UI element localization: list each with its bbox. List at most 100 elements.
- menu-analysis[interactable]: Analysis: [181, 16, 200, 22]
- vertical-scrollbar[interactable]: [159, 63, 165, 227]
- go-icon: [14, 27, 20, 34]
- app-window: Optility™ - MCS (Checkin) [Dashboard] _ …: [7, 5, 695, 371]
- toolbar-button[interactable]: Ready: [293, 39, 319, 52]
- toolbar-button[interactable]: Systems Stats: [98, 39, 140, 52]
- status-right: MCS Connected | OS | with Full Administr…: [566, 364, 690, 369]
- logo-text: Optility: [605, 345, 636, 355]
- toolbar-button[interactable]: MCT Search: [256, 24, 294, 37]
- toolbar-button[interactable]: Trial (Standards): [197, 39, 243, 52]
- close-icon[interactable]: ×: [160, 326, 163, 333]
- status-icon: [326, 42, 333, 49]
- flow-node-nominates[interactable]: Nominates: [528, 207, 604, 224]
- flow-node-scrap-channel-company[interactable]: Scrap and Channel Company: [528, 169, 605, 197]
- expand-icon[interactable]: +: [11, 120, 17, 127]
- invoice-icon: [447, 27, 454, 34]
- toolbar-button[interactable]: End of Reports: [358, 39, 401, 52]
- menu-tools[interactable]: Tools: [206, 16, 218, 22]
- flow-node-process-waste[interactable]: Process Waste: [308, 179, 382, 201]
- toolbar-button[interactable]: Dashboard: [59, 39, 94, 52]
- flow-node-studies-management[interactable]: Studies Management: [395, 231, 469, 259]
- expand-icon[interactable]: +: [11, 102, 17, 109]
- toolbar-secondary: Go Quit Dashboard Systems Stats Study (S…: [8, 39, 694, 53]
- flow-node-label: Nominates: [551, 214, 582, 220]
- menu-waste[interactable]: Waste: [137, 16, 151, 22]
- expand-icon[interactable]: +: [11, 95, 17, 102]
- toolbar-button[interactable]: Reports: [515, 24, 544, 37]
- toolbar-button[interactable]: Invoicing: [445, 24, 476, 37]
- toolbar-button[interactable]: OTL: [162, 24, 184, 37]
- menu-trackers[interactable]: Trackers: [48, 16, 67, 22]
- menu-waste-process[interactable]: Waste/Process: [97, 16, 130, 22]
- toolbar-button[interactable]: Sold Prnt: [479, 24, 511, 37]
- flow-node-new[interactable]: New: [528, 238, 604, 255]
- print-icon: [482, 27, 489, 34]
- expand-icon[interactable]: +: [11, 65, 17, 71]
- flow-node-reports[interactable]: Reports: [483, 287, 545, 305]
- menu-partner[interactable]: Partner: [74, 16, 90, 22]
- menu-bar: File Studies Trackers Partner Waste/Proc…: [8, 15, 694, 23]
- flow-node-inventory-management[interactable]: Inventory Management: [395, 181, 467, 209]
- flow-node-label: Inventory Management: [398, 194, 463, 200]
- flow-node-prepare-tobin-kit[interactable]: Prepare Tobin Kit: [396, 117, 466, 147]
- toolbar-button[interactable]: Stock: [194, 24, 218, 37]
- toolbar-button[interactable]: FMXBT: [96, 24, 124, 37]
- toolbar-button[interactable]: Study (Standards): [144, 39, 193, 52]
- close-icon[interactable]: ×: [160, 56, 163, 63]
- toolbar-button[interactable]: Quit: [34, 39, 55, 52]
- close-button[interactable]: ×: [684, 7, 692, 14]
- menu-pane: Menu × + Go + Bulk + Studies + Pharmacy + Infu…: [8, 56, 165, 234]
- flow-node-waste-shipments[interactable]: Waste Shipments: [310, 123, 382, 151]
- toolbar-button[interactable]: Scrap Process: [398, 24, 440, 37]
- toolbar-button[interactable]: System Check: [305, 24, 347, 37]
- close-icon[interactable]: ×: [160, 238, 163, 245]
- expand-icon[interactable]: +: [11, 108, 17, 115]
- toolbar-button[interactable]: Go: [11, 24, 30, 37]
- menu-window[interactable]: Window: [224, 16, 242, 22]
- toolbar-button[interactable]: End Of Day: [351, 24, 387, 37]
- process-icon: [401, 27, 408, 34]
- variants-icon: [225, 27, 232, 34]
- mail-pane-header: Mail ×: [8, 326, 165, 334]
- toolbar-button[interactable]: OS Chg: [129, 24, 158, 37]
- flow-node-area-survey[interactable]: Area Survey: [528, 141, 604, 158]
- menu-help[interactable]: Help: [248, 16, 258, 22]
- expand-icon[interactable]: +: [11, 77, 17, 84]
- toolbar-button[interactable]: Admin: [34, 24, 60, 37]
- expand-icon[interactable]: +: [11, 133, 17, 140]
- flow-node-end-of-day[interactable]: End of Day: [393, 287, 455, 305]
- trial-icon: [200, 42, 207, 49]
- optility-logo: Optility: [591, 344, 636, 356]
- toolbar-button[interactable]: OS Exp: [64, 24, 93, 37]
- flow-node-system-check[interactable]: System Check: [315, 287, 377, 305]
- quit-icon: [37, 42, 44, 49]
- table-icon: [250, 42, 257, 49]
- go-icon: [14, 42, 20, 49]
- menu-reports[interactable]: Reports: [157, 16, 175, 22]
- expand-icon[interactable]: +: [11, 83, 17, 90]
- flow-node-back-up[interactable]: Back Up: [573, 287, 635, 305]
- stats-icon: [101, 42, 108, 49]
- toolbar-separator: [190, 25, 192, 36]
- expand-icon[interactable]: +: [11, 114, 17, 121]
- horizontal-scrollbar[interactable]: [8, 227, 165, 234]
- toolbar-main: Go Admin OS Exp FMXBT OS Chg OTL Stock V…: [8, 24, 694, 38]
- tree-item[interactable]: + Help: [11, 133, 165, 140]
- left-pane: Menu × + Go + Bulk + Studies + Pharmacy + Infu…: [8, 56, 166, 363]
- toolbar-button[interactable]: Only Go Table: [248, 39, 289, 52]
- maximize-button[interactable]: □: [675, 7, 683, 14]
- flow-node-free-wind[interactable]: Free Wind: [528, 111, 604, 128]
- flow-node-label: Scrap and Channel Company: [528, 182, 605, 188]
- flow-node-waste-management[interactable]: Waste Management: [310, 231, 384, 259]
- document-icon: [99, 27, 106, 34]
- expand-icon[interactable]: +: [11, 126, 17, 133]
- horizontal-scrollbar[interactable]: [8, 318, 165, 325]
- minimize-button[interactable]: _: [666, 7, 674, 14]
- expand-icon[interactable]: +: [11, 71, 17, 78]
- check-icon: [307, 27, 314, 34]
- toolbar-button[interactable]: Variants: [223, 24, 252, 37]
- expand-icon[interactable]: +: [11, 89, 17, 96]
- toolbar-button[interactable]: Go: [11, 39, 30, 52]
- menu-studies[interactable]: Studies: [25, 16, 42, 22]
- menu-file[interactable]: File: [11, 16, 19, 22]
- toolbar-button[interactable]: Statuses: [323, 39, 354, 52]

§ Written problem
Convert the data, from its first line up to and including the line with "- go-icon: [14, 27, 20, 34]", into a numbered list, leaving out any blank lines.

§ Response
1. UI element localization: list each with its bbox. List at most 100 elements.
2. - menu-analysis[interactable]: Analysis: [181, 16, 200, 22]
3. - vertical-scrollbar[interactable]: [159, 63, 165, 227]
4. - go-icon: [14, 27, 20, 34]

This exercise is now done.